• **What to do**
Exactly as they appear, output all of the records. Skip any images.

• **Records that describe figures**

──────

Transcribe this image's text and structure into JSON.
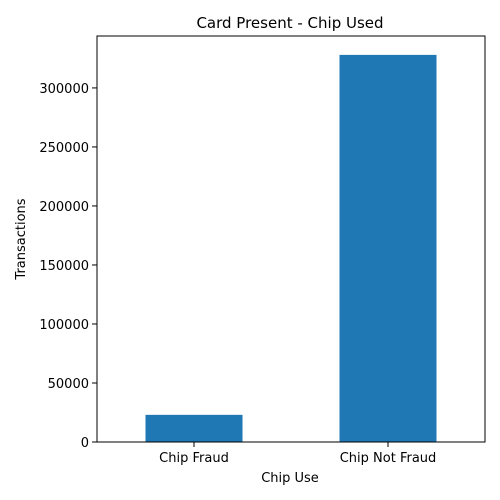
{
  "chart_data": {
    "type": "bar",
    "title": "Card Present - Chip Used",
    "xlabel": "Chip Use",
    "ylabel": "Transactions",
    "categories": [
      "Chip Fraud",
      "Chip Not Fraud"
    ],
    "values": [
      23000,
      328000
    ],
    "ylim": [
      0,
      344000
    ],
    "yticks": [
      0,
      50000,
      100000,
      150000,
      200000,
      250000,
      300000
    ],
    "bar_color": "#1f77b4",
    "grid": false,
    "legend": "none"
  }
}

──────

• **Task solution**
Transcribe this image's text and structure into JSON.
{
  "chart_data": {
    "type": "bar",
    "title": "Card Present - Chip Used",
    "xlabel": "Chip Use",
    "ylabel": "Transactions",
    "categories": [
      "Chip Fraud",
      "Chip Not Fraud"
    ],
    "values": [
      23000,
      328000
    ],
    "ylim": [
      0,
      344000
    ],
    "yticks": [
      0,
      50000,
      100000,
      150000,
      200000,
      250000,
      300000
    ],
    "bar_color": "#1f77b4",
    "grid": false,
    "legend": "none"
  }
}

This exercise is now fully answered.